• **EXERCISE DIRECTIONS**:
Lines that hold the string "trajectory" are to be counted; give only their number.
==== AVAILABLE DATA
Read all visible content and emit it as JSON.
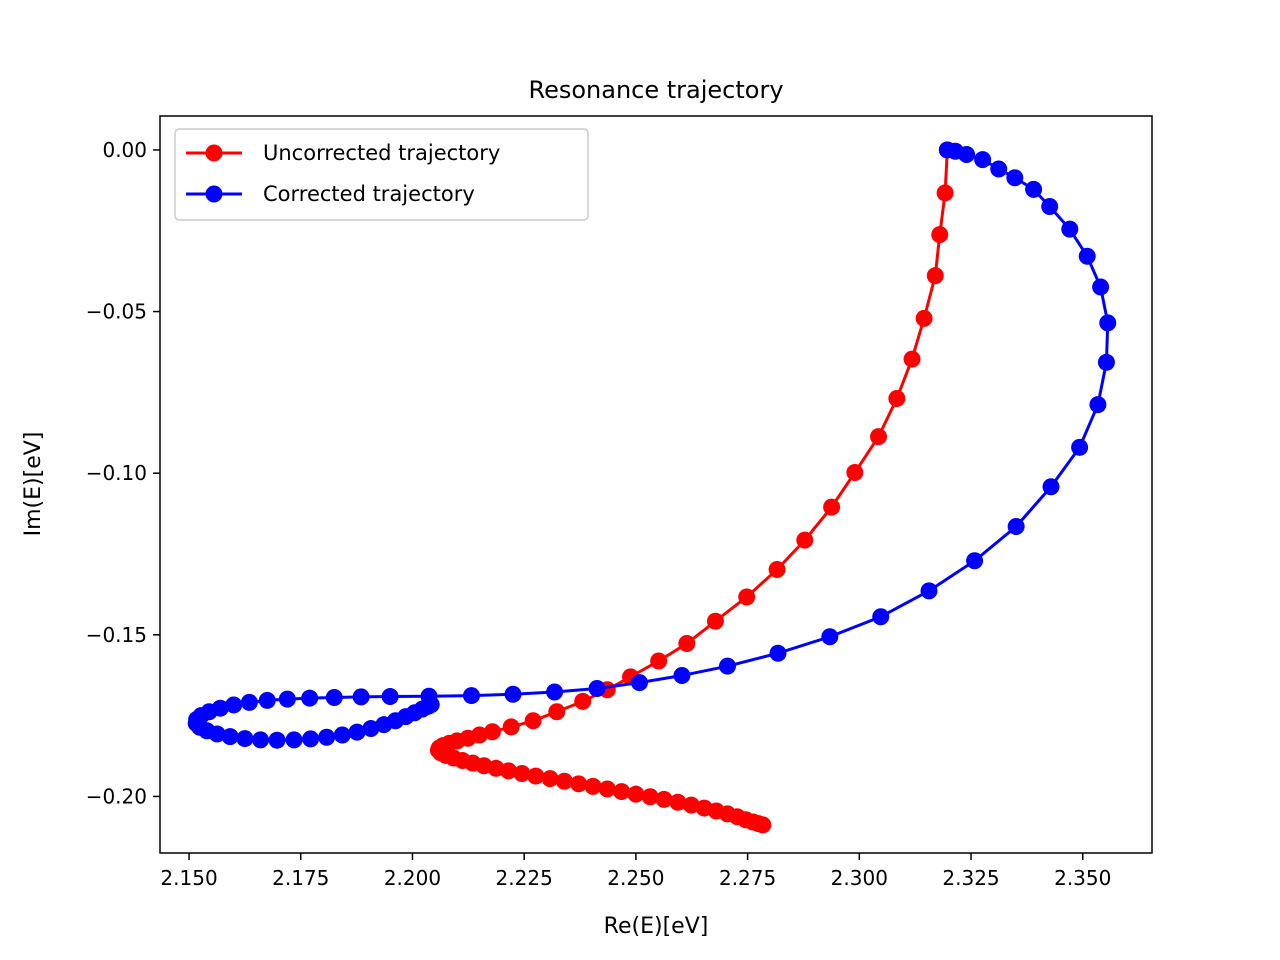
{
  "chart_data": {
    "type": "line",
    "title": "Resonance trajectory",
    "xlabel": "Re(E)[eV]",
    "ylabel": "Im(E)[eV]",
    "xlim": [
      2.1435,
      2.3655
    ],
    "ylim": [
      -0.2175,
      0.0105
    ],
    "xticks": [
      2.15,
      2.175,
      2.2,
      2.225,
      2.25,
      2.275,
      2.3,
      2.325,
      2.35
    ],
    "xtick_labels": [
      "2.150",
      "2.175",
      "2.200",
      "2.225",
      "2.250",
      "2.275",
      "2.300",
      "2.325",
      "2.350"
    ],
    "yticks": [
      0.0,
      -0.05,
      -0.1,
      -0.15,
      -0.2
    ],
    "ytick_labels": [
      "0.00",
      "−0.05",
      "−0.10",
      "−0.15",
      "−0.20"
    ],
    "grid": false,
    "legend_position": "upper-left",
    "series": [
      {
        "name": "Uncorrected trajectory",
        "color": "#ff0000",
        "marker": "circle",
        "points": [
          [
            2.3197,
            0.0
          ],
          [
            2.3192,
            -0.0133
          ],
          [
            2.318,
            -0.0262
          ],
          [
            2.317,
            -0.0389
          ],
          [
            2.3145,
            -0.0521
          ],
          [
            2.3118,
            -0.0647
          ],
          [
            2.3084,
            -0.0769
          ],
          [
            2.3043,
            -0.0887
          ],
          [
            2.299,
            -0.0998
          ],
          [
            2.2938,
            -0.1105
          ],
          [
            2.2878,
            -0.1207
          ],
          [
            2.2816,
            -0.1298
          ],
          [
            2.2748,
            -0.1383
          ],
          [
            2.2678,
            -0.1458
          ],
          [
            2.2614,
            -0.1527
          ],
          [
            2.2551,
            -0.1581
          ],
          [
            2.2488,
            -0.163
          ],
          [
            2.2436,
            -0.167
          ],
          [
            2.2381,
            -0.1706
          ],
          [
            2.2323,
            -0.1738
          ],
          [
            2.227,
            -0.1766
          ],
          [
            2.2221,
            -0.1785
          ],
          [
            2.2179,
            -0.18
          ],
          [
            2.215,
            -0.181
          ],
          [
            2.2124,
            -0.182
          ],
          [
            2.21,
            -0.1828
          ],
          [
            2.2082,
            -0.1836
          ],
          [
            2.2068,
            -0.1843
          ],
          [
            2.206,
            -0.185
          ],
          [
            2.2058,
            -0.1857
          ],
          [
            2.2063,
            -0.1865
          ],
          [
            2.2075,
            -0.1873
          ],
          [
            2.2092,
            -0.1881
          ],
          [
            2.2112,
            -0.1889
          ],
          [
            2.2135,
            -0.1897
          ],
          [
            2.216,
            -0.1905
          ],
          [
            2.2187,
            -0.1913
          ],
          [
            2.2215,
            -0.1921
          ],
          [
            2.2245,
            -0.1929
          ],
          [
            2.2276,
            -0.1937
          ],
          [
            2.2308,
            -0.1945
          ],
          [
            2.234,
            -0.1953
          ],
          [
            2.2372,
            -0.1961
          ],
          [
            2.2404,
            -0.1969
          ],
          [
            2.2436,
            -0.1977
          ],
          [
            2.2468,
            -0.1985
          ],
          [
            2.25,
            -0.1993
          ],
          [
            2.2532,
            -0.2001
          ],
          [
            2.2563,
            -0.2009
          ],
          [
            2.2594,
            -0.2018
          ],
          [
            2.2624,
            -0.2027
          ],
          [
            2.2653,
            -0.2036
          ],
          [
            2.268,
            -0.2045
          ],
          [
            2.2705,
            -0.2054
          ],
          [
            2.2727,
            -0.2063
          ],
          [
            2.2746,
            -0.2072
          ],
          [
            2.2762,
            -0.2079
          ],
          [
            2.2774,
            -0.2084
          ],
          [
            2.2784,
            -0.2088
          ]
        ]
      },
      {
        "name": "Corrected trajectory",
        "color": "#0000ff",
        "marker": "circle",
        "points": [
          [
            2.3197,
            0.0
          ],
          [
            2.3215,
            -0.0004
          ],
          [
            2.324,
            -0.0014
          ],
          [
            2.3276,
            -0.003
          ],
          [
            2.3312,
            -0.0059
          ],
          [
            2.3348,
            -0.0086
          ],
          [
            2.339,
            -0.0122
          ],
          [
            2.3426,
            -0.0175
          ],
          [
            2.3471,
            -0.0245
          ],
          [
            2.351,
            -0.0329
          ],
          [
            2.354,
            -0.0424
          ],
          [
            2.3556,
            -0.0535
          ],
          [
            2.3553,
            -0.0657
          ],
          [
            2.3534,
            -0.0788
          ],
          [
            2.3493,
            -0.092
          ],
          [
            2.3429,
            -0.1042
          ],
          [
            2.3351,
            -0.1165
          ],
          [
            2.3258,
            -0.1271
          ],
          [
            2.3156,
            -0.1364
          ],
          [
            2.3048,
            -0.1444
          ],
          [
            2.2934,
            -0.1506
          ],
          [
            2.2818,
            -0.1557
          ],
          [
            2.2705,
            -0.1597
          ],
          [
            2.2603,
            -0.1626
          ],
          [
            2.2508,
            -0.1648
          ],
          [
            2.2413,
            -0.1666
          ],
          [
            2.2318,
            -0.1677
          ],
          [
            2.2225,
            -0.1684
          ],
          [
            2.2132,
            -0.1688
          ],
          [
            2.2037,
            -0.169
          ],
          [
            2.195,
            -0.1691
          ],
          [
            2.1885,
            -0.1692
          ],
          [
            2.1825,
            -0.1694
          ],
          [
            2.177,
            -0.1696
          ],
          [
            2.172,
            -0.1699
          ],
          [
            2.1675,
            -0.1703
          ],
          [
            2.1635,
            -0.1709
          ],
          [
            2.16,
            -0.1717
          ],
          [
            2.157,
            -0.1727
          ],
          [
            2.1545,
            -0.1738
          ],
          [
            2.1527,
            -0.175
          ],
          [
            2.1517,
            -0.1762
          ],
          [
            2.1516,
            -0.1774
          ],
          [
            2.1524,
            -0.1786
          ],
          [
            2.154,
            -0.1797
          ],
          [
            2.1563,
            -0.1807
          ],
          [
            2.1592,
            -0.1815
          ],
          [
            2.1625,
            -0.1821
          ],
          [
            2.166,
            -0.1825
          ],
          [
            2.1697,
            -0.1826
          ],
          [
            2.1735,
            -0.1825
          ],
          [
            2.1772,
            -0.1822
          ],
          [
            2.1808,
            -0.1817
          ],
          [
            2.1843,
            -0.181
          ],
          [
            2.1876,
            -0.1801
          ],
          [
            2.1907,
            -0.179
          ],
          [
            2.1936,
            -0.1778
          ],
          [
            2.1962,
            -0.1766
          ],
          [
            2.1985,
            -0.1753
          ],
          [
            2.2005,
            -0.1741
          ],
          [
            2.2022,
            -0.173
          ],
          [
            2.2035,
            -0.1721
          ],
          [
            2.2042,
            -0.1716
          ]
        ]
      }
    ]
  }
}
========
• **EXPECTED OUTPUT**:
3